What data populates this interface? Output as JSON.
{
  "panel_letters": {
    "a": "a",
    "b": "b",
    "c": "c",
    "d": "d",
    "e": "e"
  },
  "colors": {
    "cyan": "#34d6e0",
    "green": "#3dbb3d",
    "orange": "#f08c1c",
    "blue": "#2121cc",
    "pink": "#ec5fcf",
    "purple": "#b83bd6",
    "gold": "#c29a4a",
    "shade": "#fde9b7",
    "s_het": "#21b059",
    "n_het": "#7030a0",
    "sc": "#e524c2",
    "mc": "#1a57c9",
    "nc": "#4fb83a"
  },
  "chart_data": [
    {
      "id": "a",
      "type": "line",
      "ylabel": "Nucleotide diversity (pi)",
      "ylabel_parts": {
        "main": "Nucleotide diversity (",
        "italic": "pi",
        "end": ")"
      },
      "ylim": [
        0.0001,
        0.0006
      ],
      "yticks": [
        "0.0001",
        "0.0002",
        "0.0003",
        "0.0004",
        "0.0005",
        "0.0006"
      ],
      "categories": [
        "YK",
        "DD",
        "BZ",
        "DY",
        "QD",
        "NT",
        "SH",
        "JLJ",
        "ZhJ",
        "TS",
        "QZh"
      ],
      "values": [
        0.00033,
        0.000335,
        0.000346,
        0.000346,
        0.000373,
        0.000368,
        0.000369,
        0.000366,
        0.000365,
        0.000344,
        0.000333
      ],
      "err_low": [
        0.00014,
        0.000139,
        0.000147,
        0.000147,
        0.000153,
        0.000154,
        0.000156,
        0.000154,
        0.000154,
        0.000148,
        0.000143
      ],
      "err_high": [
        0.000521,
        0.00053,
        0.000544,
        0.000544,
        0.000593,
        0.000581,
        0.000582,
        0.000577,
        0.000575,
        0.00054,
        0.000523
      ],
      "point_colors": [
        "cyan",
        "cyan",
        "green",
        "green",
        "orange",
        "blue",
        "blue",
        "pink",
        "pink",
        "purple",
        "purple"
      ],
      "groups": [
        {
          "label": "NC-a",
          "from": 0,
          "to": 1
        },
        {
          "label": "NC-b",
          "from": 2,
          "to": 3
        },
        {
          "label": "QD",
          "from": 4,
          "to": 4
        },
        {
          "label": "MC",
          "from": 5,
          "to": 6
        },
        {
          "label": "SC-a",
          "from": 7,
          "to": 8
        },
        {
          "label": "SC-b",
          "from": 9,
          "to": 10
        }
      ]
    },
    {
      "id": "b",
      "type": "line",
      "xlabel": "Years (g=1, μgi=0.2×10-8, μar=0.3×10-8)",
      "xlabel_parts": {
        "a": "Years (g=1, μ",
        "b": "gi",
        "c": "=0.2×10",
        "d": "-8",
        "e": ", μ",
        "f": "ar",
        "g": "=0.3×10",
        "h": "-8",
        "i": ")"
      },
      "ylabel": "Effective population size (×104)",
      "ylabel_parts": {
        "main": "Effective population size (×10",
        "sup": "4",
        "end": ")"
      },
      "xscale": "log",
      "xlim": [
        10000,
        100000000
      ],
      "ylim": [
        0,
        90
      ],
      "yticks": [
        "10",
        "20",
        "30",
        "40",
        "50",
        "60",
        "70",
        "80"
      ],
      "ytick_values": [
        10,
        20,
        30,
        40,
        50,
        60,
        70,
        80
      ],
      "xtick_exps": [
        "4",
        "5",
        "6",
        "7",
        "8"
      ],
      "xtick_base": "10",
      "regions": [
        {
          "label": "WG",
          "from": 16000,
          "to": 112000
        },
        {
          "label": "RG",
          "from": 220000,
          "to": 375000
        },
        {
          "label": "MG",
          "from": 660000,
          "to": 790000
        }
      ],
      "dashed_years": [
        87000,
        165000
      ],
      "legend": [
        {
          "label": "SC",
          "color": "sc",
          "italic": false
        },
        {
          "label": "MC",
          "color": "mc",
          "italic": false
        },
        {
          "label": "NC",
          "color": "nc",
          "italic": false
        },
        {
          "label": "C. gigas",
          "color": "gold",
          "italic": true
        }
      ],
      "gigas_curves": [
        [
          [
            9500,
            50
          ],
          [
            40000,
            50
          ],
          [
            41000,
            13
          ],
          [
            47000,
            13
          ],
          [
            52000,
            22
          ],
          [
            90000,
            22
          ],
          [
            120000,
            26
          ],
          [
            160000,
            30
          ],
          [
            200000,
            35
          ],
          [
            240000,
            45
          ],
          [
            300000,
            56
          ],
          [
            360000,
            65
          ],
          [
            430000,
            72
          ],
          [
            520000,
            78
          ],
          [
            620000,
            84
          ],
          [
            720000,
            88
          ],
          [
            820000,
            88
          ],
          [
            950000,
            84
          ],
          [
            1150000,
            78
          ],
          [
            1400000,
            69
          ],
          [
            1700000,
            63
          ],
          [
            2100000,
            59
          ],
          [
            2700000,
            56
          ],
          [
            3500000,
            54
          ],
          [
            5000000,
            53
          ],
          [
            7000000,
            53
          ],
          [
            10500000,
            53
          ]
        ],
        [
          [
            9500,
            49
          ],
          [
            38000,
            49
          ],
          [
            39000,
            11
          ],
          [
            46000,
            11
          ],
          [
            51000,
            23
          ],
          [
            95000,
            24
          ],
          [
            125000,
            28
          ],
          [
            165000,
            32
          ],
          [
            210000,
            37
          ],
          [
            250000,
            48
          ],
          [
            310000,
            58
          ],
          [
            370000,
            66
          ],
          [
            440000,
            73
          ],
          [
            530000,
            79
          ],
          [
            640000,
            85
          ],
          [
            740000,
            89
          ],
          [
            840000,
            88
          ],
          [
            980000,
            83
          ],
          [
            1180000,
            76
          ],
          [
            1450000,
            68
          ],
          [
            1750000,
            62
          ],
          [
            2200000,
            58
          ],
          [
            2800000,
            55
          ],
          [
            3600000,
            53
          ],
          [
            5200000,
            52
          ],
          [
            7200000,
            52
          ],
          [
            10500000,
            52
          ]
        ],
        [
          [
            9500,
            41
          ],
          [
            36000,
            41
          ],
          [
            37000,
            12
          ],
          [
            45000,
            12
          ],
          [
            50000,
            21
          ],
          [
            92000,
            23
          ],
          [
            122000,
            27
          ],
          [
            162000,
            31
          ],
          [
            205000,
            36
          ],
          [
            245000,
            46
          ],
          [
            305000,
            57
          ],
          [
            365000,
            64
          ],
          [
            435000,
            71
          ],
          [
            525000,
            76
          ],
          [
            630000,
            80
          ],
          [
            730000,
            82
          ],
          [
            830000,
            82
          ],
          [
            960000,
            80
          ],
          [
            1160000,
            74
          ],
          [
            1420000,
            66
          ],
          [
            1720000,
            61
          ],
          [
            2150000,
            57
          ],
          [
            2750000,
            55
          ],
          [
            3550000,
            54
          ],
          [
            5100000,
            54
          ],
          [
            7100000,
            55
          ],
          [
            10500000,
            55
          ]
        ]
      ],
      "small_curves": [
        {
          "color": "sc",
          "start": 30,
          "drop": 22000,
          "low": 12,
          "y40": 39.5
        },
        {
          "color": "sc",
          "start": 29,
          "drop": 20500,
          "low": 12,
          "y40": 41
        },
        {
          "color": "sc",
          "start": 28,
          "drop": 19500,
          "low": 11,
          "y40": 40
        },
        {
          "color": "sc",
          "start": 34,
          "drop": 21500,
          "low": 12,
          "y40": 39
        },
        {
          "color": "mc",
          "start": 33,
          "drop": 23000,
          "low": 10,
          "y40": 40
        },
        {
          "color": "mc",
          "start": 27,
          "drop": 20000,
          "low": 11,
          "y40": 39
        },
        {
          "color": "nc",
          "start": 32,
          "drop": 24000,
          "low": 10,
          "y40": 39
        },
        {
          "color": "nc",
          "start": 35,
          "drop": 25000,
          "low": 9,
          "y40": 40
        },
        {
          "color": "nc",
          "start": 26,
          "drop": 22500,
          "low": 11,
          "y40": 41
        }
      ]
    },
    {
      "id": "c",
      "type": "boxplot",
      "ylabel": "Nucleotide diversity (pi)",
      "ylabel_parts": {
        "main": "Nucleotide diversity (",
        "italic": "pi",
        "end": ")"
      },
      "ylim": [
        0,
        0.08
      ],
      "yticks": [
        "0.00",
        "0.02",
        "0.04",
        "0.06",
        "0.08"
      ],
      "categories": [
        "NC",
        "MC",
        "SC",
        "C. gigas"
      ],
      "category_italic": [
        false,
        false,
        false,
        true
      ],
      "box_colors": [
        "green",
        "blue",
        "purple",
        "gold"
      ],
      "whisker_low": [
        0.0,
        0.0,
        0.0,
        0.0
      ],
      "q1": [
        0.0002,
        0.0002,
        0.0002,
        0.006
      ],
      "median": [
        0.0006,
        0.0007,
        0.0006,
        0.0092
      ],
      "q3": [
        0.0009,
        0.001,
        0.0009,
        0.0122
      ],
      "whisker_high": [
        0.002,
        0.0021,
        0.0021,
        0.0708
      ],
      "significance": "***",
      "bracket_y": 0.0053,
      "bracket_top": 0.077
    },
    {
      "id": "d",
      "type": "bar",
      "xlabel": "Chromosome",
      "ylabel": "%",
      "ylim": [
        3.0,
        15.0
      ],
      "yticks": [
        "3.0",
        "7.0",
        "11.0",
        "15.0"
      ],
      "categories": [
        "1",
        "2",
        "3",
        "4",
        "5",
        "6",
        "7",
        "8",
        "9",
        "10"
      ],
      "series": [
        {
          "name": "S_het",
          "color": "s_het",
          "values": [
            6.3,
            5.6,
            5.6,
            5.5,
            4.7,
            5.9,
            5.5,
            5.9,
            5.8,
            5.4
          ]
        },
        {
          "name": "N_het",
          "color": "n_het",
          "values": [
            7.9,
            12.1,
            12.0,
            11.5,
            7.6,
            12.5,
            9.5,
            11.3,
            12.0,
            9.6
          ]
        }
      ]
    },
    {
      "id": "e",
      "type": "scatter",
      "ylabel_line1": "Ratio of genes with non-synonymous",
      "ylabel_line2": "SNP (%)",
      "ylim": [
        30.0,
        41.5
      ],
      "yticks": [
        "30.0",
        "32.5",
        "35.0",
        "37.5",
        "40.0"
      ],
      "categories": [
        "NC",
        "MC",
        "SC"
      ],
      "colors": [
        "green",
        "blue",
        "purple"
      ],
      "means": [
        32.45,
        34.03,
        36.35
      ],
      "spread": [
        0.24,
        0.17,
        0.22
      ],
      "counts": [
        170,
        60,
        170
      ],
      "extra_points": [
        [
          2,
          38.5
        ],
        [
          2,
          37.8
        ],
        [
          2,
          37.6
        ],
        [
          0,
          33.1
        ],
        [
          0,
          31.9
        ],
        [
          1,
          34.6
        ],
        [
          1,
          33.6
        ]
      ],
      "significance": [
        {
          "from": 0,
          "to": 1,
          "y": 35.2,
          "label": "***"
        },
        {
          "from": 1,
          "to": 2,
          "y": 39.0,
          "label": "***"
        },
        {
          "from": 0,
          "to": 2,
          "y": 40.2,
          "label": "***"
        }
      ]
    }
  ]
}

PROBLEM DETAILS:
Determine the number of lines in the material above that include the word "Effective". Give that number and no other text.

SOLVED PROBLEM:
2